- SUPPLIED ENTRIES:
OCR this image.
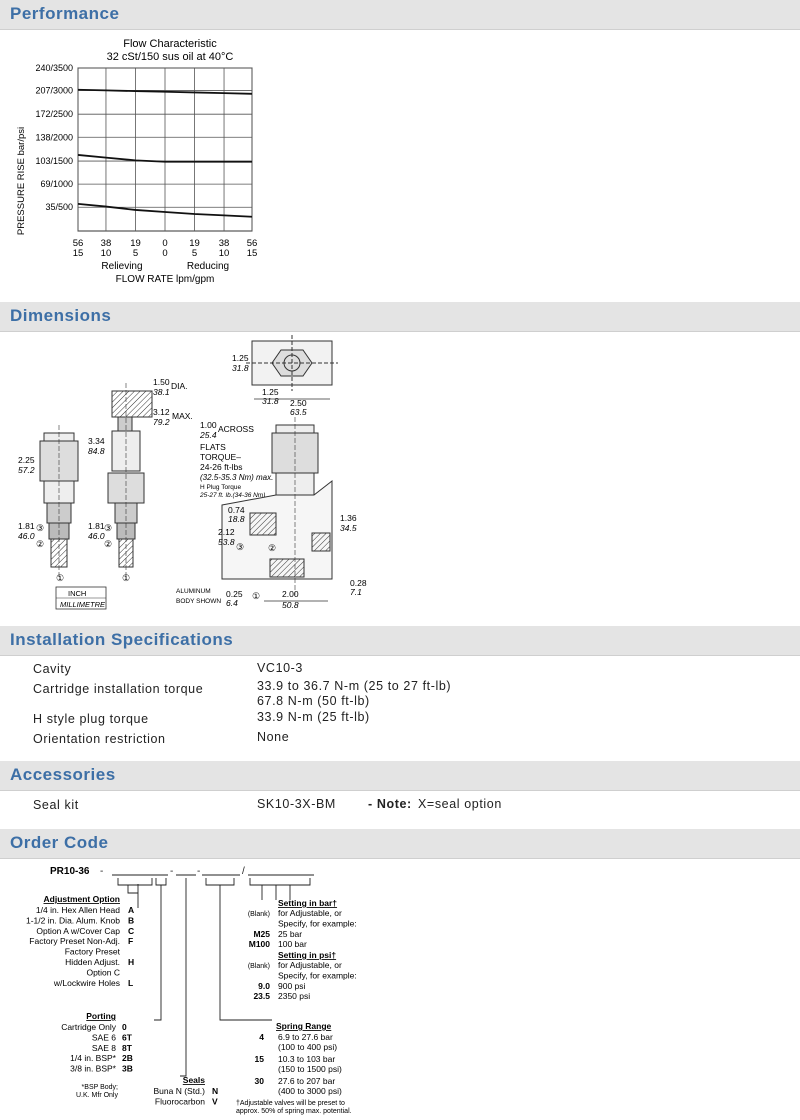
Performance
Flow Characteristic
32 cSt/150 sus oil at 40°C
PRESSURE RISE bar/psi
240/3500
207/3000
172/2500
138/2000
103/1500
69/1000
35/500
56
15
38
10
19
5
0
0
19
5
38
10
56
15
Relieving	Reducing
FLOW RATE lpm/gpm
Dimensions
1.25
31.8
1.25
31.8 2.50
63.5
2.25
57.2
1.81
46.0
1.50 DIA.
38.1
3.12 MAX.
79.2
3.34
84.8
1.81
46.0
①
②
③
①
②
③
INCH
MILLIMETRE
1.00 ACROSS
25.4
FLATS
TORQUE–
24-26 ft-lbs
(32.5-35.3 Nm) max.
H Plug Torque
25-27 ft. lb.(34-36 Nm)
0.74
18.8
2.12
53.8
1.36
34.5
0.28
7.1
0.25
6.4
2.00
50.8
ALUMINUM
BODY SHOWN
③	②
①
Installation Specifications
Cavity	VC10-3
Cartridge installation torque	33.9 to 36.7 N-m (25 to 27 ft-lb)
67.8 N-m (50 ft-lb)
H style plug torque	33.9 N-m (25 ft-lb)
Orientation restriction	None
Accessories
Seal kit	SK10-3X-BM	- Note: X=seal option
Order Code
PR10-36 -	- -	/
Adjustment Option
1/4 in. Hex Allen Head A
1-1/2 in. Dia. Alum. Knob B
Option A w/Cover Cap C
Factory Preset Non-Adj. F
Factory Preset
Hidden Adjust. H
Option C
w/Lockwire Holes L
Porting
Cartridge Only 0
SAE 6 6T
SAE 8 8T
1/4 in. BSP* 2B
3/8 in. BSP* 3B
*BSP Body;
U.K. Mfr Only
Seals
Buna N (Std.) N
Fluorocarbon V
Setting in bar†
(Blank) for Adjustable, or
Specify, for example:
M25 25 bar
M100 100 bar
Setting in psi†
(Blank) for Adjustable, or
Specify, for example:
9.0 900 psi
23.5 2350 psi
Spring Range
4 6.9 to 27.6 bar
(100 to 400 psi)
15 10.3 to 103 bar
(150 to 1500 psi)
30 27.6 to 207 bar
(400 to 3000 psi)
†Adjustable valves will be preset to
approx. 50% of spring max. potential.
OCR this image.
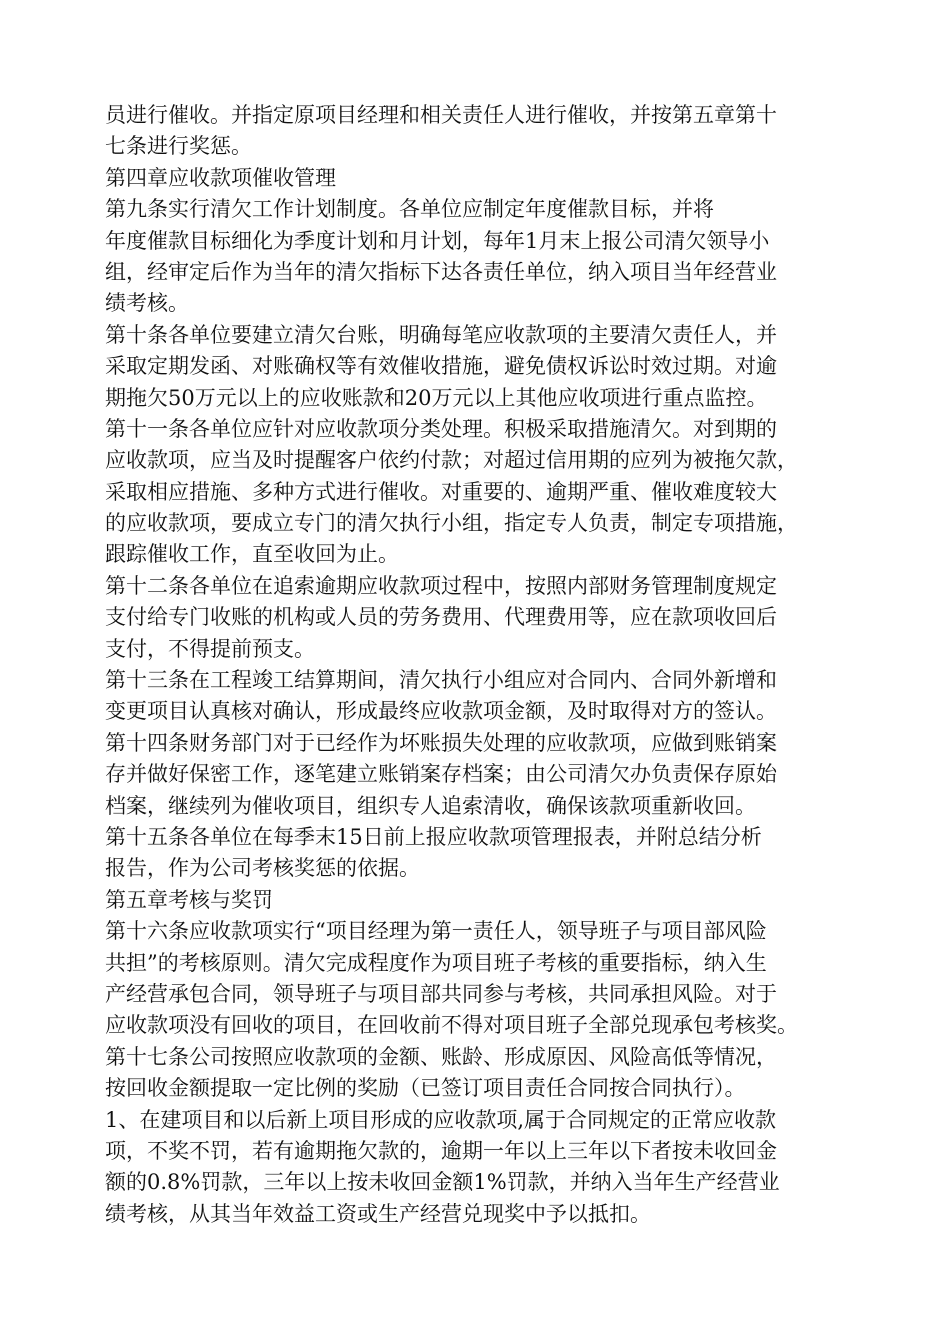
员进行催收。并指定原项目经理和相关责任人进行催收，并按第五章第十
七条进行奖惩。
第四章应收款项催收管理
第九条实行清欠工作计划制度。各单位应制定年度催款目标，并将
年度催款目标细化为季度计划和月计划，每年1月末上报公司清欠领导小
组，经审定后作为当年的清欠指标下达各责任单位，纳入项目当年经营业
绩考核。
第十条各单位要建立清欠台账，明确每笔应收款项的主要清欠责任人，并
采取定期发函、对账确权等有效催收措施，避免债权诉讼时效过期。对逾
期拖欠50万元以上的应收账款和20万元以上其他应收项进行重点监控。
第十一条各单位应针对应收款项分类处理。积极采取措施清欠。对到期的
应收款项，应当及时提醒客户依约付款；对超过信用期的应列为被拖欠款，
采取相应措施、多种方式进行催收。对重要的、逾期严重、催收难度较大
的应收款项，要成立专门的清欠执行小组，指定专人负责，制定专项措施，
跟踪催收工作，直至收回为止。
第十二条各单位在追索逾期应收款项过程中，按照内部财务管理制度规定
支付给专门收账的机构或人员的劳务费用、代理费用等，应在款项收回后
支付，不得提前预支。
第十三条在工程竣工结算期间，清欠执行小组应对合同内、合同外新增和
变更项目认真核对确认，形成最终应收款项金额，及时取得对方的签认。
第十四条财务部门对于已经作为坏账损失处理的应收款项，应做到账销案
存并做好保密工作，逐笔建立账销案存档案；由公司清欠办负责保存原始
档案，继续列为催收项目，组织专人追索清收，确保该款项重新收回。
第十五条各单位在每季末15日前上报应收款项管理报表，并附总结分析
报告，作为公司考核奖惩的依据。
第五章考核与奖罚
第十六条应收款项实行“项目经理为第一责任人，领导班子与项目部风险
共担”的考核原则。清欠完成程度作为项目班子考核的重要指标，纳入生
产经营承包合同，领导班子与项目部共同参与考核，共同承担风险。对于
应收款项没有回收的项目，在回收前不得对项目班子全部兑现承包考核奖。
第十七条公司按照应收款项的金额、账龄、形成原因、风险高低等情况，
按回收金额提取一定比例的奖励（已签订项目责任合同按合同执行）。
1、在建项目和以后新上项目形成的应收款项,属于合同规定的正常应收款
项，不奖不罚，若有逾期拖欠款的，逾期一年以上三年以下者按未收回金
额的0.8%罚款，三年以上按未收回金额1%罚款，并纳入当年生产经营业
绩考核，从其当年效益工资或生产经营兑现奖中予以抵扣。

- STATED PROBLEM: Out of the material above, select every line that holds the string "Cartridge".

- FULL OUTPUT:
Cartridge installation torque	33.9 to 36.7 N-m (25 to 27 ft-lb)
Cartridge Only 0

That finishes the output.